## BRIEF
Please copy out the data below, putting "STEEL PLATE" in place of every "IRON PLATE" and leaving everything else as it is.

━━━━━ RECORDS SHOWN ━━━━━

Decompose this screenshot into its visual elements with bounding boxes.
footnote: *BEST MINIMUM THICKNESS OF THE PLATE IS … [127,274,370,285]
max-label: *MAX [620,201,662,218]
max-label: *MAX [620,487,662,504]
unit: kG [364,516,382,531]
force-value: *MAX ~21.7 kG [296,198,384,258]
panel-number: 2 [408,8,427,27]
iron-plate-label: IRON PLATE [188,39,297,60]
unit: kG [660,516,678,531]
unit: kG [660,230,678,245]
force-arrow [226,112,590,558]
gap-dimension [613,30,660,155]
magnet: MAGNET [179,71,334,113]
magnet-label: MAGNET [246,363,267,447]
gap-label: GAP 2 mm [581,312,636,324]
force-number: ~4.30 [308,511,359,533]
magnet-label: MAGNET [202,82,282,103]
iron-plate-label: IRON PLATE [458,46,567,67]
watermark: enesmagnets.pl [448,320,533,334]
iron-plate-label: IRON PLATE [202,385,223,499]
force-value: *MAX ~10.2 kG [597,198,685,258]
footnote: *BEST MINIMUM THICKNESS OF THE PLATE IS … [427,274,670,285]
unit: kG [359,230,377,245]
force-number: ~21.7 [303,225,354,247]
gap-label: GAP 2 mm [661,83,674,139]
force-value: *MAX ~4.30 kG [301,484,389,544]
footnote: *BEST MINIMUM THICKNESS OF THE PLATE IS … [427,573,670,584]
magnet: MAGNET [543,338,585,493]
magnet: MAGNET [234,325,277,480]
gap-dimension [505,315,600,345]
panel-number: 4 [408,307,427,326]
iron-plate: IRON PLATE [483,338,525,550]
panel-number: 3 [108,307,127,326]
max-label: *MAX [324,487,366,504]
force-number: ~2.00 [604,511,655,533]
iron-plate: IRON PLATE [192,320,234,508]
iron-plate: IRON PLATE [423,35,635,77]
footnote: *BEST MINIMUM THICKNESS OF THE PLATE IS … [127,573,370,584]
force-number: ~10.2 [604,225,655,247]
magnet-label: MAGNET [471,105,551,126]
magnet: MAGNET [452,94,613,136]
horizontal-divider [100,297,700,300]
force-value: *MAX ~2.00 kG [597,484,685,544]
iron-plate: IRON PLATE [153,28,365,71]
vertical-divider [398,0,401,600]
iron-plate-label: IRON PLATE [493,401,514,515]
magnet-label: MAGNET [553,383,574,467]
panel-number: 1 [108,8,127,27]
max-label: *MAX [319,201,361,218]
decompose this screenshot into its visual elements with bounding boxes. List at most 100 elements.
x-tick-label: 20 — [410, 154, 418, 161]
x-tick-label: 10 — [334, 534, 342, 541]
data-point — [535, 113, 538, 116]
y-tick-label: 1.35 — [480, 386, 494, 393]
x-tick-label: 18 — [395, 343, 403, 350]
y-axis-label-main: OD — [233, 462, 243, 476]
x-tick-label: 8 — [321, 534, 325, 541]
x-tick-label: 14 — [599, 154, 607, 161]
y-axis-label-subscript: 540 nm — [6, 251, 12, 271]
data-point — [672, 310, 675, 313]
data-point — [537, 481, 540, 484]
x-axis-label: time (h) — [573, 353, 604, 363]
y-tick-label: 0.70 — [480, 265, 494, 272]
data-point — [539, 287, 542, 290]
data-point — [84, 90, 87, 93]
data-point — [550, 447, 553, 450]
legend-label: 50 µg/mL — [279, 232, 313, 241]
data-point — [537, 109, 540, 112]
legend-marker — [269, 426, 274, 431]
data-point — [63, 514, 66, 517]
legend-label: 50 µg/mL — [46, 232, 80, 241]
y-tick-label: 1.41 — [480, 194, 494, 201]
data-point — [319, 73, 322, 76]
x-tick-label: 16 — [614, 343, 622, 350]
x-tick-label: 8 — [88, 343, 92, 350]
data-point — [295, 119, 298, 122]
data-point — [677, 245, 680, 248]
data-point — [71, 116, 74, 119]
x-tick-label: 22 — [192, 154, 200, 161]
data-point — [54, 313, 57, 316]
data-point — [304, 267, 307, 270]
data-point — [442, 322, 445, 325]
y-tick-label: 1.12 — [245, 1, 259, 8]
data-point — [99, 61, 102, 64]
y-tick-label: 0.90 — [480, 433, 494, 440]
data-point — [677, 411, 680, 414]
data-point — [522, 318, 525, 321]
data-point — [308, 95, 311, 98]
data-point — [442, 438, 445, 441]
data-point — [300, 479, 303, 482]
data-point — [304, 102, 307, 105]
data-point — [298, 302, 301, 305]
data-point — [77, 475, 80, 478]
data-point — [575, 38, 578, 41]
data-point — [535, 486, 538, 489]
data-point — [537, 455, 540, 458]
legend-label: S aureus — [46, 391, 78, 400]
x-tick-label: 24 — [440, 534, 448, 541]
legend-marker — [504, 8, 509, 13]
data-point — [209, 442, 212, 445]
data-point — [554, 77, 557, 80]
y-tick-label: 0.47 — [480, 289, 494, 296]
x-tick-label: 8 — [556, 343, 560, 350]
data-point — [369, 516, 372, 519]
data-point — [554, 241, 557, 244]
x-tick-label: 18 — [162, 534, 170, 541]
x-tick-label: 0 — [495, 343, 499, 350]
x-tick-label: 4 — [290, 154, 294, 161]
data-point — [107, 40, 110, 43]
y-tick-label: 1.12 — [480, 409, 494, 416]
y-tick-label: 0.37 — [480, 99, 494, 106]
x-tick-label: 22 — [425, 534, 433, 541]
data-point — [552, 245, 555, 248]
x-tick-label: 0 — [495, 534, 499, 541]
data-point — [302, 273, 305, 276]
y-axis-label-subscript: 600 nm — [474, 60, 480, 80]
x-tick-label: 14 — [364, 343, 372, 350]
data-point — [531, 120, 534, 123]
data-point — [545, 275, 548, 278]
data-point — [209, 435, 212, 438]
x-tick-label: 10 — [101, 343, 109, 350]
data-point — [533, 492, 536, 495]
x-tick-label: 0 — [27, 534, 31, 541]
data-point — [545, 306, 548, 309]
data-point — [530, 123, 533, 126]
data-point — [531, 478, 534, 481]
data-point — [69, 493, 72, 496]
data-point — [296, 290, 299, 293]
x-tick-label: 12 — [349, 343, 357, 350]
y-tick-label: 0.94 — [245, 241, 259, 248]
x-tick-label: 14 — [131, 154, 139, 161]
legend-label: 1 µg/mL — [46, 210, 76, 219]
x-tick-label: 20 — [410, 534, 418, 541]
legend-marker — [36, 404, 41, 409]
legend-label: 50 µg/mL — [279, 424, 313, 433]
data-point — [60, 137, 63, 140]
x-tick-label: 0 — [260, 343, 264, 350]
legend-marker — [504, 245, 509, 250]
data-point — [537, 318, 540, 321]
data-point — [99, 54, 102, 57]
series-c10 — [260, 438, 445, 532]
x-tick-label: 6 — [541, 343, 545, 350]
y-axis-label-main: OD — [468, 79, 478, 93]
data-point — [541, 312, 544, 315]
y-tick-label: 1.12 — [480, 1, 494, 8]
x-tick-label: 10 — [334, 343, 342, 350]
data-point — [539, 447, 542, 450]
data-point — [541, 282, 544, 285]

━━━━━

## RESPONSE
Decompose this screenshot into its visual elements with bounding boxes.
footnote: *BEST MINIMUM THICKNESS OF THE PLATE IS … [127,274,370,285]
max-label: *MAX [620,201,662,218]
max-label: *MAX [620,487,662,504]
unit: kG [364,516,382,531]
force-value: *MAX ~21.7 kG [296,198,384,258]
panel-number: 2 [408,8,427,27]
iron-plate-label: STEEL PLATE [188,39,297,60]
unit: kG [660,516,678,531]
unit: kG [660,230,678,245]
force-arrow [226,112,590,558]
gap-dimension [613,30,660,155]
magnet: MAGNET [179,71,334,113]
magnet-label: MAGNET [246,363,267,447]
gap-label: GAP 2 mm [581,312,636,324]
force-number: ~4.30 [308,511,359,533]
magnet-label: MAGNET [202,82,282,103]
iron-plate-label: STEEL PLATE [458,46,567,67]
watermark: enesmagnets.pl [448,320,533,334]
iron-plate-label: STEEL PLATE [202,385,223,499]
force-value: *MAX ~10.2 kG [597,198,685,258]
footnote: *BEST MINIMUM THICKNESS OF THE PLATE IS … [427,274,670,285]
unit: kG [359,230,377,245]
force-number: ~21.7 [303,225,354,247]
gap-label: GAP 2 mm [661,83,674,139]
force-value: *MAX ~4.30 kG [301,484,389,544]
footnote: *BEST MINIMUM THICKNESS OF THE PLATE IS … [427,573,670,584]
magnet: MAGNET [543,338,585,493]
magnet: MAGNET [234,325,277,480]
gap-dimension [505,315,600,345]
panel-number: 4 [408,307,427,326]
iron-plate: STEEL PLATE [483,338,525,550]
panel-number: 3 [108,307,127,326]
max-label: *MAX [324,487,366,504]
force-number: ~2.00 [604,511,655,533]
iron-plate: STEEL PLATE [192,320,234,508]
iron-plate: STEEL PLATE [423,35,635,77]
footnote: *BEST MINIMUM THICKNESS OF THE PLATE IS … [127,573,370,584]
force-number: ~10.2 [604,225,655,247]
magnet-label: MAGNET [471,105,551,126]
magnet: MAGNET [452,94,613,136]
horizontal-divider [100,297,700,300]
force-value: *MAX ~2.00 kG [597,484,685,544]
iron-plate: STEEL PLATE [153,28,365,71]
vertical-divider [398,0,401,600]
iron-plate-label: STEEL PLATE [493,401,514,515]
magnet-label: MAGNET [553,383,574,467]
panel-number: 1 [108,8,127,27]
max-label: *MAX [319,201,361,218]
decompose this screenshot into its visual elements with bounding boxes. List at most 100 elements.
x-tick-label: 20 — [410, 154, 418, 161]
x-tick-label: 10 — [334, 534, 342, 541]
data-point — [535, 113, 538, 116]
y-tick-label: 1.35 — [480, 386, 494, 393]
x-tick-label: 18 — [395, 343, 403, 350]
y-axis-label-main: OD — [233, 462, 243, 476]
x-tick-label: 8 — [321, 534, 325, 541]
x-tick-label: 14 — [599, 154, 607, 161]
y-axis-label-subscript: 540 nm — [6, 251, 12, 271]
data-point — [672, 310, 675, 313]
data-point — [537, 481, 540, 484]
x-axis-label: time (h) — [573, 353, 604, 363]
y-tick-label: 0.70 — [480, 265, 494, 272]
data-point — [539, 287, 542, 290]
data-point — [84, 90, 87, 93]
data-point — [550, 447, 553, 450]
legend-label: 50 µg/mL — [279, 232, 313, 241]
data-point — [537, 109, 540, 112]
legend-marker — [269, 426, 274, 431]
data-point — [63, 514, 66, 517]
legend-label: 50 µg/mL — [46, 232, 80, 241]
y-tick-label: 1.41 — [480, 194, 494, 201]
data-point — [319, 73, 322, 76]
x-tick-label: 16 — [614, 343, 622, 350]
x-tick-label: 8 — [88, 343, 92, 350]
data-point — [295, 119, 298, 122]
data-point — [677, 245, 680, 248]
data-point — [71, 116, 74, 119]
x-tick-label: 22 — [192, 154, 200, 161]
data-point — [54, 313, 57, 316]
data-point — [304, 267, 307, 270]
data-point — [442, 322, 445, 325]
y-tick-label: 1.12 — [245, 1, 259, 8]
data-point — [99, 61, 102, 64]
y-tick-label: 0.90 — [480, 433, 494, 440]
data-point — [677, 411, 680, 414]
data-point — [522, 318, 525, 321]
data-point — [308, 95, 311, 98]
data-point — [442, 438, 445, 441]
data-point — [300, 479, 303, 482]
data-point — [304, 102, 307, 105]
data-point — [298, 302, 301, 305]
data-point — [77, 475, 80, 478]
data-point — [575, 38, 578, 41]
data-point — [535, 486, 538, 489]
data-point — [537, 455, 540, 458]
legend-label: S aureus — [46, 391, 78, 400]
x-tick-label: 24 — [440, 534, 448, 541]
legend-marker — [504, 8, 509, 13]
data-point — [209, 442, 212, 445]
data-point — [554, 77, 557, 80]
y-tick-label: 0.47 — [480, 289, 494, 296]
x-tick-label: 8 — [556, 343, 560, 350]
data-point — [369, 516, 372, 519]
data-point — [554, 241, 557, 244]
x-tick-label: 18 — [162, 534, 170, 541]
x-tick-label: 0 — [495, 343, 499, 350]
x-tick-label: 4 — [290, 154, 294, 161]
data-point — [107, 40, 110, 43]
y-tick-label: 1.12 — [480, 409, 494, 416]
y-tick-label: 0.37 — [480, 99, 494, 106]
x-tick-label: 22 — [425, 534, 433, 541]
data-point — [552, 245, 555, 248]
x-tick-label: 0 — [495, 534, 499, 541]
data-point — [302, 273, 305, 276]
y-axis-label-subscript: 600 nm — [474, 60, 480, 80]
x-tick-label: 14 — [364, 343, 372, 350]
data-point — [531, 120, 534, 123]
data-point — [545, 275, 548, 278]
data-point — [209, 435, 212, 438]
x-tick-label: 10 — [101, 343, 109, 350]
data-point — [533, 492, 536, 495]
x-tick-label: 0 — [27, 534, 31, 541]
data-point — [545, 306, 548, 309]
data-point — [530, 123, 533, 126]
data-point — [531, 478, 534, 481]
data-point — [69, 493, 72, 496]
data-point — [296, 290, 299, 293]
x-tick-label: 12 — [349, 343, 357, 350]
y-tick-label: 0.94 — [245, 241, 259, 248]
x-tick-label: 14 — [131, 154, 139, 161]
legend-label: 1 µg/mL — [46, 210, 76, 219]
x-tick-label: 20 — [410, 534, 418, 541]
legend-marker — [36, 404, 41, 409]
legend-label: 50 µg/mL — [279, 424, 313, 433]
data-point — [60, 137, 63, 140]
x-tick-label: 0 — [260, 343, 264, 350]
legend-marker — [504, 245, 509, 250]
data-point — [537, 318, 540, 321]
data-point — [99, 54, 102, 57]
series-c10 — [260, 438, 445, 532]
x-tick-label: 6 — [541, 343, 545, 350]
y-axis-label-main: OD — [468, 79, 478, 93]
data-point — [541, 312, 544, 315]
y-tick-label: 1.12 — [480, 1, 494, 8]
x-tick-label: 10 — [334, 343, 342, 350]
data-point — [539, 447, 542, 450]
data-point — [541, 282, 544, 285]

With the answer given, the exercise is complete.